Supplied records:
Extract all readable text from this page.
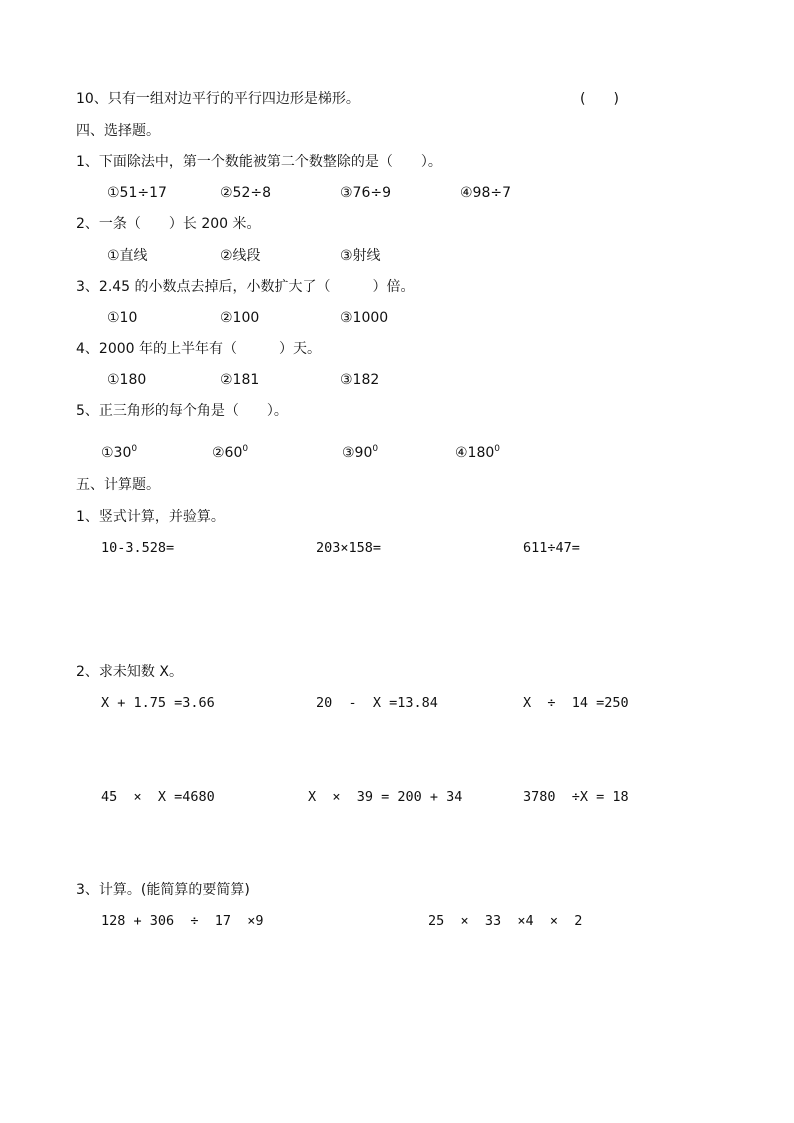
10、只有一组对边平行的平行四边形是梯形。	(　　)
四、选择题。
1、下面除法中，第一个数能被第二个数整除的是（　　）。
①51÷17	②52÷8	③76÷9	④98÷7
2、一条（　　）长 200 米。
①直线	②线段	③射线
3、2.45 的小数点去掉后，小数扩大了（　　　）倍。
①10	②100	③1000
4、2000 年的上半年有（　　　）天。
①180	②181	③182
5、正三角形的每个角是（　　）。
$①30^0$	$②60^0$	$③90^0$	$④180^0$
五、计算题。
1、竖式计算，并验算。
10-3.528=	203×158=	611÷47=
2、求未知数 X。
X + 1.75 =3.66	20  -  X =13.84	X  ÷  14 =250
45  ×  X =4680	X  ×  39 = 200 + 34	3780  ÷X = 18
3、计算。(能简算的要简算)
128 + 306  ÷  17  ×9	25  ×  33  ×4  ×  2
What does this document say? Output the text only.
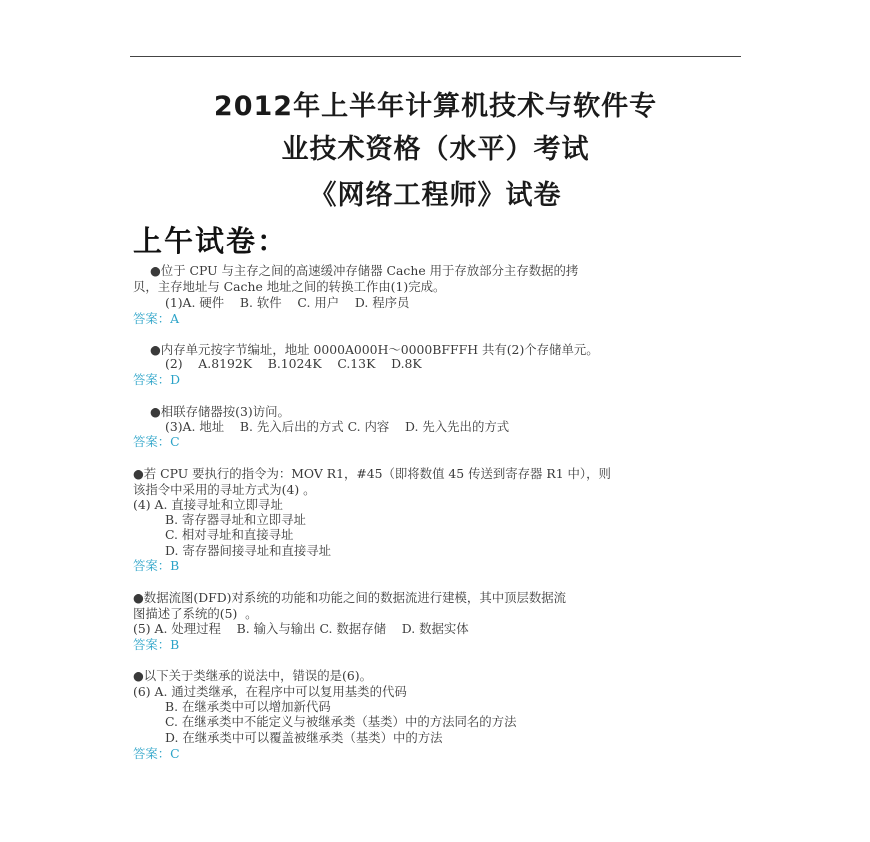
2012年上半年计算机技术与软件专
业技术资格（水平）考试
《网络工程师》试卷
上午试卷：
●位于 CPU 与主存之间的高速缓冲存储器 Cache 用于存放部分主存数据的拷
贝，主存地址与 Cache 地址之间的转换工作由(1)完成。
(1)A. 硬件    B. 软件    C. 用户    D. 程序员
答案：A
●内存单元按字节编址，地址 0000A000H～0000BFFFH 共有(2)个存储单元。
(2)    A.8192K    B.1024K    C.13K    D.8K
答案：D
●相联存储器按(3)访问。
(3)A. 地址    B. 先入后出的方式 C. 内容    D. 先入先出的方式
答案：C
●若 CPU 要执行的指令为：MOV R1，#45（即将数值 45 传送到寄存器 R1 中），则
该指令中采用的寻址方式为(4) 。
(4) A. 直接寻址和立即寻址
B. 寄存器寻址和立即寻址
C. 相对寻址和直接寻址
D. 寄存器间接寻址和直接寻址
答案：B
●数据流图(DFD)对系统的功能和功能之间的数据流进行建模，其中顶层数据流
图描述了系统的(5)  。
(5) A. 处理过程    B. 输入与输出 C. 数据存储    D. 数据实体
答案：B
●以下关于类继承的说法中，错误的是(6)。
(6) A. 通过类继承，在程序中可以复用基类的代码
B. 在继承类中可以增加新代码
C. 在继承类中不能定义与被继承类（基类）中的方法同名的方法
D. 在继承类中可以覆盖被继承类（基类）中的方法
答案：C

Task requirements:
Print each record exactly as it stands, leaving the images out.

Task solution:
Extract all readable text from this page.
10、只有一组对边平行的平行四边形是梯形。	(　　)
四、选择题。
1、下面除法中，第一个数能被第二个数整除的是（　　）。
①51÷17	②52÷8	③76÷9	④98÷7
2、一条（　　）长 200 米。
①直线	②线段	③射线
3、2.45 的小数点去掉后，小数扩大了（　　　）倍。
①10	②100	③1000
4、2000 年的上半年有（　　　）天。
①180	②181	③182
5、正三角形的每个角是（　　）。
$①30^0$	$②60^0$	$③90^0$	$④180^0$
五、计算题。
1、竖式计算，并验算。
10-3.528=	203×158=	611÷47=
2、求未知数 X。
X + 1.75 =3.66	20  -  X =13.84	X  ÷  14 =250
45  ×  X =4680	X  ×  39 = 200 + 34	3780  ÷X = 18
3、计算。(能简算的要简算)
128 + 306  ÷  17  ×9	25  ×  33  ×4  ×  2
What does this document say? Output the text only.
2012年上半年计算机技术与软件专
业技术资格（水平）考试
《网络工程师》试卷
上午试卷：
●位于 CPU 与主存之间的高速缓冲存储器 Cache 用于存放部分主存数据的拷
贝，主存地址与 Cache 地址之间的转换工作由(1)完成。
(1)A. 硬件    B. 软件    C. 用户    D. 程序员
答案：A
●内存单元按字节编址，地址 0000A000H～0000BFFFH 共有(2)个存储单元。
(2)    A.8192K    B.1024K    C.13K    D.8K
答案：D
●相联存储器按(3)访问。
(3)A. 地址    B. 先入后出的方式 C. 内容    D. 先入先出的方式
答案：C
●若 CPU 要执行的指令为：MOV R1，#45（即将数值 45 传送到寄存器 R1 中），则
该指令中采用的寻址方式为(4) 。
(4) A. 直接寻址和立即寻址
B. 寄存器寻址和立即寻址
C. 相对寻址和直接寻址
D. 寄存器间接寻址和直接寻址
答案：B
●数据流图(DFD)对系统的功能和功能之间的数据流进行建模，其中顶层数据流
图描述了系统的(5)  。
(5) A. 处理过程    B. 输入与输出 C. 数据存储    D. 数据实体
答案：B
●以下关于类继承的说法中，错误的是(6)。
(6) A. 通过类继承，在程序中可以复用基类的代码
B. 在继承类中可以增加新代码
C. 在继承类中不能定义与被继承类（基类）中的方法同名的方法
D. 在继承类中可以覆盖被继承类（基类）中的方法
答案：C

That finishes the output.